WHAT IS NEEDED:
Return each line of the data below verbatim; pictures are to be left out.

··· DATA TO USE ···

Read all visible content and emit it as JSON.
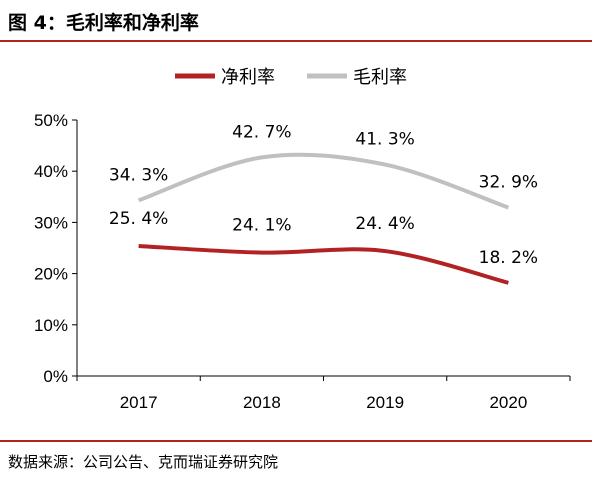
{
  "figure": {
    "title": "图 4：毛利率和净利率",
    "source": "数据来源：公司公告、克而瑞证券研究院"
  },
  "colors": {
    "accent": "#b22222",
    "net_margin": "#b22222",
    "gross_margin": "#c0c0c0"
  },
  "chart_data": {
    "type": "line",
    "x": [
      "2017",
      "2018",
      "2019",
      "2020"
    ],
    "series": [
      {
        "name": "净利率",
        "values": [
          25.4,
          24.1,
          24.4,
          18.2
        ],
        "labels": [
          "25. 4%",
          "24. 1%",
          "24. 4%",
          "18. 2%"
        ]
      },
      {
        "name": "毛利率",
        "values": [
          34.3,
          42.7,
          41.3,
          32.9
        ],
        "labels": [
          "34. 3%",
          "42. 7%",
          "41. 3%",
          "32. 9%"
        ]
      }
    ],
    "ylim": [
      0,
      50
    ],
    "yticks": [
      0,
      10,
      20,
      30,
      40,
      50
    ],
    "ytick_labels": [
      "0%",
      "10%",
      "20%",
      "30%",
      "40%",
      "50%"
    ],
    "smooth": true,
    "grid": false,
    "legend_position": "top"
  }
}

···

RESPONSE TO THE EXERCISE:
Read all visible content and emit it as JSON.
{
  "figure": {
    "title": "图 4：毛利率和净利率",
    "source": "数据来源：公司公告、克而瑞证券研究院"
  },
  "colors": {
    "accent": "#b22222",
    "net_margin": "#b22222",
    "gross_margin": "#c0c0c0"
  },
  "chart_data": {
    "type": "line",
    "x": [
      "2017",
      "2018",
      "2019",
      "2020"
    ],
    "series": [
      {
        "name": "净利率",
        "values": [
          25.4,
          24.1,
          24.4,
          18.2
        ],
        "labels": [
          "25. 4%",
          "24. 1%",
          "24. 4%",
          "18. 2%"
        ]
      },
      {
        "name": "毛利率",
        "values": [
          34.3,
          42.7,
          41.3,
          32.9
        ],
        "labels": [
          "34. 3%",
          "42. 7%",
          "41. 3%",
          "32. 9%"
        ]
      }
    ],
    "ylim": [
      0,
      50
    ],
    "yticks": [
      0,
      10,
      20,
      30,
      40,
      50
    ],
    "ytick_labels": [
      "0%",
      "10%",
      "20%",
      "30%",
      "40%",
      "50%"
    ],
    "smooth": true,
    "grid": false,
    "legend_position": "top"
  }
}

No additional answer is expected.